WHAT IS EXPECTED:
Find the string "traitées" in the data, then copy every line where it is found.

AVAILABLE DATA:
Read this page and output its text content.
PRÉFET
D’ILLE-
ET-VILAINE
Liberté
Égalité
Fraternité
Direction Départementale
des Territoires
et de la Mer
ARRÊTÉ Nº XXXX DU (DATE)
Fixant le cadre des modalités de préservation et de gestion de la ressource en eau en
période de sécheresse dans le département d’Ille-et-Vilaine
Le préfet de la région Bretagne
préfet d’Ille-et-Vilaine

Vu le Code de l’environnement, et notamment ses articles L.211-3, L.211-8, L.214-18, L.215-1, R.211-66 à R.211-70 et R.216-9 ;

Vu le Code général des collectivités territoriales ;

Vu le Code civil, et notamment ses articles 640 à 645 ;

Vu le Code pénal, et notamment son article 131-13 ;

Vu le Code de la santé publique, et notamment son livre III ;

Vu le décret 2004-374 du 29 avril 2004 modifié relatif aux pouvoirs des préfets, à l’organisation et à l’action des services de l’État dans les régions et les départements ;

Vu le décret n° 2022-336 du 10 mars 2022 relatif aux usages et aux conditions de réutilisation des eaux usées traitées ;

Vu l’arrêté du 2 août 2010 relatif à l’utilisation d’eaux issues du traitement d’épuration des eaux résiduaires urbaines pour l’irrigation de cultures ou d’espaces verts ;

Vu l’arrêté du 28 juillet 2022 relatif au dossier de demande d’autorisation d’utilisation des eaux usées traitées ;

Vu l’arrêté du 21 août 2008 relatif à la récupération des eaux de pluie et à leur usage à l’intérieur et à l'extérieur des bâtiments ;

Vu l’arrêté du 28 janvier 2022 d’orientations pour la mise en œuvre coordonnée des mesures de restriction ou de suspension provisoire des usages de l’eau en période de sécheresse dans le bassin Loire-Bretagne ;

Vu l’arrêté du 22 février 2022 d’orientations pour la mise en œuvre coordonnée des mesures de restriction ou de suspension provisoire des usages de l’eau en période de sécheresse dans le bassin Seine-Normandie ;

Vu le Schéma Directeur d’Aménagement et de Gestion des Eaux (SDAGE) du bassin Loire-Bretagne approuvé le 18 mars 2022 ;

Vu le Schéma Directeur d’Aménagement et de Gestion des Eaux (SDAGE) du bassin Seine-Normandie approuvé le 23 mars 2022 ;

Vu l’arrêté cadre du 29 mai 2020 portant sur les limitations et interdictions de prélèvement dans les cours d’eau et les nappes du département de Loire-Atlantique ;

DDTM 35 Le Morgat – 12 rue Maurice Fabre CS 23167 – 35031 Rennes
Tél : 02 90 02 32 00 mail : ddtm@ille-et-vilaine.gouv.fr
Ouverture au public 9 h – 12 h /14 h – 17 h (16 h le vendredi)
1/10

ANSWER BELOW:
Vu le décret n° 2022-336 du 10 mars 2022 relatif aux usages et aux conditions de réutilisation des eaux usées traitées ;
Vu l’arrêté du 28 juillet 2022 relatif au dossier de demande d’autorisation d’utilisation des eaux usées traitées ;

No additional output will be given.